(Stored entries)
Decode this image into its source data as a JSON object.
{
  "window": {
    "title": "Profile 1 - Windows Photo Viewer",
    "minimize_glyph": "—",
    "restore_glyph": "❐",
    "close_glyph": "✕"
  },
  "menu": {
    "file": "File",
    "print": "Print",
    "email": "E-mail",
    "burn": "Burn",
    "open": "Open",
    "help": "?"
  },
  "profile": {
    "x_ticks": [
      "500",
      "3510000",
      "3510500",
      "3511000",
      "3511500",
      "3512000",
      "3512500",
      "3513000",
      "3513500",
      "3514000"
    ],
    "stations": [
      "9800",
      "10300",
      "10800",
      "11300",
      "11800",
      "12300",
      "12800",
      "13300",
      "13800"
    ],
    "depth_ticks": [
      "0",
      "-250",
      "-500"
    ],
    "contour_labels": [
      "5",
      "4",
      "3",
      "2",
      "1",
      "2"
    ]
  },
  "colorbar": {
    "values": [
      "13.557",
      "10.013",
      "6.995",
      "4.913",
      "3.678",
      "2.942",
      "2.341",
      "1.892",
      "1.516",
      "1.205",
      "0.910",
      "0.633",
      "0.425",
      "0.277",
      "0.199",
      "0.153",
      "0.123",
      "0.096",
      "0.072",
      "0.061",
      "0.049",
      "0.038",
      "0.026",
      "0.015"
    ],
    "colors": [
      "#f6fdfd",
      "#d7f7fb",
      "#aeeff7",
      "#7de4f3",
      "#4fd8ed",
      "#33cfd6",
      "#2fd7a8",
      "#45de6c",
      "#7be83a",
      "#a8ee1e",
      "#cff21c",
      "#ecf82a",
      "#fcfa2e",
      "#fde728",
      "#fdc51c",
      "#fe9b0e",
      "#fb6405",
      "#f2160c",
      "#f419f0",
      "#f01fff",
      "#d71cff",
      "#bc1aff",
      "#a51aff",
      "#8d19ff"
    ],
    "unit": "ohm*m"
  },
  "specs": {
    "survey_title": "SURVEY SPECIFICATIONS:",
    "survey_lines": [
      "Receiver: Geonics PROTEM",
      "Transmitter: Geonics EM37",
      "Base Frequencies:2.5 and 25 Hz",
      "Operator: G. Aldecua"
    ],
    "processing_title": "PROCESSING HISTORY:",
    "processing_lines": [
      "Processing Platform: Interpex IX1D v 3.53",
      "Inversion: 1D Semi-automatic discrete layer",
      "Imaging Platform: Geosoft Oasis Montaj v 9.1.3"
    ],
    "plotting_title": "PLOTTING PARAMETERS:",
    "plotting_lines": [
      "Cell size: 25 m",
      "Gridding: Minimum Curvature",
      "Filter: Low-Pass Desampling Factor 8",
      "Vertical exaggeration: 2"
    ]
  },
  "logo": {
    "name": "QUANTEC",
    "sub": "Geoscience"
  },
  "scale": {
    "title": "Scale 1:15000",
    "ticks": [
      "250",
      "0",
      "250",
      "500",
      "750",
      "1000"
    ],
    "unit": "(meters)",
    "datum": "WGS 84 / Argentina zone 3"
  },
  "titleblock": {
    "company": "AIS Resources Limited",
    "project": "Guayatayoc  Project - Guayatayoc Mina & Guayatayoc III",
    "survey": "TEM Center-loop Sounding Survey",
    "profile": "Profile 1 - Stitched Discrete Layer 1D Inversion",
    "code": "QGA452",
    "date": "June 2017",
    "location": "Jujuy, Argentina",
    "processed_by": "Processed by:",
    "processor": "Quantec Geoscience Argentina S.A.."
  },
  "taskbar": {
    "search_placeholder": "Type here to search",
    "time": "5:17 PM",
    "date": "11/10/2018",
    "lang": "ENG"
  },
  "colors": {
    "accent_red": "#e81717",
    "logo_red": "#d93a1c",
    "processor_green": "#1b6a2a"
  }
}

Work required. Pull every line containing the word "Argentina" out of the material and copy it.

Result below.
    "datum": "WGS 84 / Argentina zone 3"
    "location": "Jujuy, Argentina",
    "processor": "Quantec Geoscience Argentina S.A.."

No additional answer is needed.